* START *

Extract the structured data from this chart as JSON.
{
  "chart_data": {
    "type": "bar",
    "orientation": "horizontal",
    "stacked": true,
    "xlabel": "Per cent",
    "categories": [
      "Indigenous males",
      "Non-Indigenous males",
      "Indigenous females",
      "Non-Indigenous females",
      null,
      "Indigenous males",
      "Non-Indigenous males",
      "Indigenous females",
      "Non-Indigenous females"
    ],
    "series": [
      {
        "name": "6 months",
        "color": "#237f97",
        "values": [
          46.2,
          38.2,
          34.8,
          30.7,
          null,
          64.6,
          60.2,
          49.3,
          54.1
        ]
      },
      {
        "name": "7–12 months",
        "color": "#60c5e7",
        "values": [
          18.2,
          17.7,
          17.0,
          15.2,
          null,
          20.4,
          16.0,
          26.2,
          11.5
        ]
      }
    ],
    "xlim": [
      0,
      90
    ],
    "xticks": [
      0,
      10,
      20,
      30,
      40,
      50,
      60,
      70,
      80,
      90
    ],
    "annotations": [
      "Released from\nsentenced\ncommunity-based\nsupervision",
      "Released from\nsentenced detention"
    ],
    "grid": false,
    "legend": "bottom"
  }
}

* END *

Repeat all the entries word for word.

Extract the structured data from this chart as JSON.
{
  "chart_data": {
    "type": "bar",
    "orientation": "horizontal",
    "stacked": true,
    "xlabel": "Per cent",
    "categories": [
      "Indigenous males",
      "Non-Indigenous males",
      "Indigenous females",
      "Non-Indigenous females",
      null,
      "Indigenous males",
      "Non-Indigenous males",
      "Indigenous females",
      "Non-Indigenous females"
    ],
    "series": [
      {
        "name": "6 months",
        "color": "#237f97",
        "values": [
          46.2,
          38.2,
          34.8,
          30.7,
          null,
          64.6,
          60.2,
          49.3,
          54.1
        ]
      },
      {
        "name": "7–12 months",
        "color": "#60c5e7",
        "values": [
          18.2,
          17.7,
          17.0,
          15.2,
          null,
          20.4,
          16.0,
          26.2,
          11.5
        ]
      }
    ],
    "xlim": [
      0,
      90
    ],
    "xticks": [
      0,
      10,
      20,
      30,
      40,
      50,
      60,
      70,
      80,
      90
    ],
    "annotations": [
      "Released from\nsentenced\ncommunity-based\nsupervision",
      "Released from\nsentenced detention"
    ],
    "grid": false,
    "legend": "bottom"
  }
}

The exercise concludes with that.